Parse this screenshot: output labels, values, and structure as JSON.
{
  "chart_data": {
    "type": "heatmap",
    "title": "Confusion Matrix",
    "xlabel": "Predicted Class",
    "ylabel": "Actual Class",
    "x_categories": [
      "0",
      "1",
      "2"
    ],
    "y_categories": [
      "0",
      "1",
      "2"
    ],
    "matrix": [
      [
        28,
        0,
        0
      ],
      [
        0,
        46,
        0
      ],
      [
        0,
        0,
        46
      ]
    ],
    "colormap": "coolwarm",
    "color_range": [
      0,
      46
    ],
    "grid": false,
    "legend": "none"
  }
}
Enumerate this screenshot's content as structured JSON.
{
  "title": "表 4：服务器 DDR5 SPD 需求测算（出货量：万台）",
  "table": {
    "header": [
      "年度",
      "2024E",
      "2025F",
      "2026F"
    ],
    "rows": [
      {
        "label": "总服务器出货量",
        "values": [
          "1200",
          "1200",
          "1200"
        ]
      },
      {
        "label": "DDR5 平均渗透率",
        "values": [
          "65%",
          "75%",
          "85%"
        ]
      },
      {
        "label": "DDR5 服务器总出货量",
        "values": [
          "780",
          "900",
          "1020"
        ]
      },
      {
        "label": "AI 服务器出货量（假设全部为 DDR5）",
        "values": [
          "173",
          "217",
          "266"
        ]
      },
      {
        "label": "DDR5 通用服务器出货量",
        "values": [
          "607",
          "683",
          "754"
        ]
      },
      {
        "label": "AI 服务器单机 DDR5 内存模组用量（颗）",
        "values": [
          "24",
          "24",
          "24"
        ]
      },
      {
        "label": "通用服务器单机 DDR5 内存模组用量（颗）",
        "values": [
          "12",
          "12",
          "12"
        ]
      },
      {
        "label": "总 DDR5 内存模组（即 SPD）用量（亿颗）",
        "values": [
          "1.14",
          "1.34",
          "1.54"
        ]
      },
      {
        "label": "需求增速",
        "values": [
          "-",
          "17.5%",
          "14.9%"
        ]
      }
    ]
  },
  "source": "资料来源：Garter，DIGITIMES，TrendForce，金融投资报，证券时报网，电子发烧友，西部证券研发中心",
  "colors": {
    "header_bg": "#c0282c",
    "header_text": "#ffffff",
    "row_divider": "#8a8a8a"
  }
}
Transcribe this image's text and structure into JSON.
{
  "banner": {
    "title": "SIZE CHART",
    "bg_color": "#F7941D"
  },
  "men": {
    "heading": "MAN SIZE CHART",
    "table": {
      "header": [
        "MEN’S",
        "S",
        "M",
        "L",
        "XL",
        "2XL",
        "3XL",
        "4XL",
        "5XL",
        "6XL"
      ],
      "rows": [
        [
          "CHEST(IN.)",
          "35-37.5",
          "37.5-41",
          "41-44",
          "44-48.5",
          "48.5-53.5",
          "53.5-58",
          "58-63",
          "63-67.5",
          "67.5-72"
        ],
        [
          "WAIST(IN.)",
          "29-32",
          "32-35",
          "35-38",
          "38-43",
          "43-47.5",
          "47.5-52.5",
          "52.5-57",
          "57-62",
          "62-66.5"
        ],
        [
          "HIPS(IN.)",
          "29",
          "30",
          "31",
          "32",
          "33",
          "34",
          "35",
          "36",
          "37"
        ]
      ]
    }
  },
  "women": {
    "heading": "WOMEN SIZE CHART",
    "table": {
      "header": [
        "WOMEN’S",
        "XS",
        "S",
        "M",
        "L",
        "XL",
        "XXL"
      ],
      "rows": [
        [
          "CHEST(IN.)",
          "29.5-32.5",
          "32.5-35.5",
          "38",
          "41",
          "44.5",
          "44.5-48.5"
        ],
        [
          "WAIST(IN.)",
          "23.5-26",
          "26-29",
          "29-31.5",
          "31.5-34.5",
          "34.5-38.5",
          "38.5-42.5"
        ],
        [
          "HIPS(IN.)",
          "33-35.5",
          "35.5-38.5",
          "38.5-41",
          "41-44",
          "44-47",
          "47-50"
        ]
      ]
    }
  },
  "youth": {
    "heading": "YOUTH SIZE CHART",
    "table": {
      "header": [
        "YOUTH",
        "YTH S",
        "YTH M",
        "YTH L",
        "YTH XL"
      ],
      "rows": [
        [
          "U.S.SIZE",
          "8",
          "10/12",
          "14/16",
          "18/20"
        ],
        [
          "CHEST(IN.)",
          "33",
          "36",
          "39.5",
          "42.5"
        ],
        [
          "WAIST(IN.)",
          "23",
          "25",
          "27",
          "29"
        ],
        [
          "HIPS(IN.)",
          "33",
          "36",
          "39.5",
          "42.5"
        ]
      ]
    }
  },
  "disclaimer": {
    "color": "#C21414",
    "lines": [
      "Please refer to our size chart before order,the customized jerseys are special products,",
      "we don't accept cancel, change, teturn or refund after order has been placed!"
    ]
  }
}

_ _ _ _ _ _ _

● Task objective: Print the listing above in its entirety, with every line exact.

● Final result:
Parse this screenshot: output labels, values, and structure as JSON.
{
  "chart_data": {
    "type": "heatmap",
    "title": "Confusion Matrix",
    "xlabel": "Predicted Class",
    "ylabel": "Actual Class",
    "x_categories": [
      "0",
      "1",
      "2"
    ],
    "y_categories": [
      "0",
      "1",
      "2"
    ],
    "matrix": [
      [
        28,
        0,
        0
      ],
      [
        0,
        46,
        0
      ],
      [
        0,
        0,
        46
      ]
    ],
    "colormap": "coolwarm",
    "color_range": [
      0,
      46
    ],
    "grid": false,
    "legend": "none"
  }
}
Enumerate this screenshot's content as structured JSON.
{
  "title": "表 4：服务器 DDR5 SPD 需求测算（出货量：万台）",
  "table": {
    "header": [
      "年度",
      "2024E",
      "2025F",
      "2026F"
    ],
    "rows": [
      {
        "label": "总服务器出货量",
        "values": [
          "1200",
          "1200",
          "1200"
        ]
      },
      {
        "label": "DDR5 平均渗透率",
        "values": [
          "65%",
          "75%",
          "85%"
        ]
      },
      {
        "label": "DDR5 服务器总出货量",
        "values": [
          "780",
          "900",
          "1020"
        ]
      },
      {
        "label": "AI 服务器出货量（假设全部为 DDR5）",
        "values": [
          "173",
          "217",
          "266"
        ]
      },
      {
        "label": "DDR5 通用服务器出货量",
        "values": [
          "607",
          "683",
          "754"
        ]
      },
      {
        "label": "AI 服务器单机 DDR5 内存模组用量（颗）",
        "values": [
          "24",
          "24",
          "24"
        ]
      },
      {
        "label": "通用服务器单机 DDR5 内存模组用量（颗）",
        "values": [
          "12",
          "12",
          "12"
        ]
      },
      {
        "label": "总 DDR5 内存模组（即 SPD）用量（亿颗）",
        "values": [
          "1.14",
          "1.34",
          "1.54"
        ]
      },
      {
        "label": "需求增速",
        "values": [
          "-",
          "17.5%",
          "14.9%"
        ]
      }
    ]
  },
  "source": "资料来源：Garter，DIGITIMES，TrendForce，金融投资报，证券时报网，电子发烧友，西部证券研发中心",
  "colors": {
    "header_bg": "#c0282c",
    "header_text": "#ffffff",
    "row_divider": "#8a8a8a"
  }
}
Transcribe this image's text and structure into JSON.
{
  "banner": {
    "title": "SIZE CHART",
    "bg_color": "#F7941D"
  },
  "men": {
    "heading": "MAN SIZE CHART",
    "table": {
      "header": [
        "MEN’S",
        "S",
        "M",
        "L",
        "XL",
        "2XL",
        "3XL",
        "4XL",
        "5XL",
        "6XL"
      ],
      "rows": [
        [
          "CHEST(IN.)",
          "35-37.5",
          "37.5-41",
          "41-44",
          "44-48.5",
          "48.5-53.5",
          "53.5-58",
          "58-63",
          "63-67.5",
          "67.5-72"
        ],
        [
          "WAIST(IN.)",
          "29-32",
          "32-35",
          "35-38",
          "38-43",
          "43-47.5",
          "47.5-52.5",
          "52.5-57",
          "57-62",
          "62-66.5"
        ],
        [
          "HIPS(IN.)",
          "29",
          "30",
          "31",
          "32",
          "33",
          "34",
          "35",
          "36",
          "37"
        ]
      ]
    }
  },
  "women": {
    "heading": "WOMEN SIZE CHART",
    "table": {
      "header": [
        "WOMEN’S",
        "XS",
        "S",
        "M",
        "L",
        "XL",
        "XXL"
      ],
      "rows": [
        [
          "CHEST(IN.)",
          "29.5-32.5",
          "32.5-35.5",
          "38",
          "41",
          "44.5",
          "44.5-48.5"
        ],
        [
          "WAIST(IN.)",
          "23.5-26",
          "26-29",
          "29-31.5",
          "31.5-34.5",
          "34.5-38.5",
          "38.5-42.5"
        ],
        [
          "HIPS(IN.)",
          "33-35.5",
          "35.5-38.5",
          "38.5-41",
          "41-44",
          "44-47",
          "47-50"
        ]
      ]
    }
  },
  "youth": {
    "heading": "YOUTH SIZE CHART",
    "table": {
      "header": [
        "YOUTH",
        "YTH S",
        "YTH M",
        "YTH L",
        "YTH XL"
      ],
      "rows": [
        [
          "U.S.SIZE",
          "8",
          "10/12",
          "14/16",
          "18/20"
        ],
        [
          "CHEST(IN.)",
          "33",
          "36",
          "39.5",
          "42.5"
        ],
        [
          "WAIST(IN.)",
          "23",
          "25",
          "27",
          "29"
        ],
        [
          "HIPS(IN.)",
          "33",
          "36",
          "39.5",
          "42.5"
        ]
      ]
    }
  },
  "disclaimer": {
    "color": "#C21414",
    "lines": [
      "Please refer to our size chart before order,the customized jerseys are special products,",
      "we don't accept cancel, change, teturn or refund after order has been placed!"
    ]
  }
}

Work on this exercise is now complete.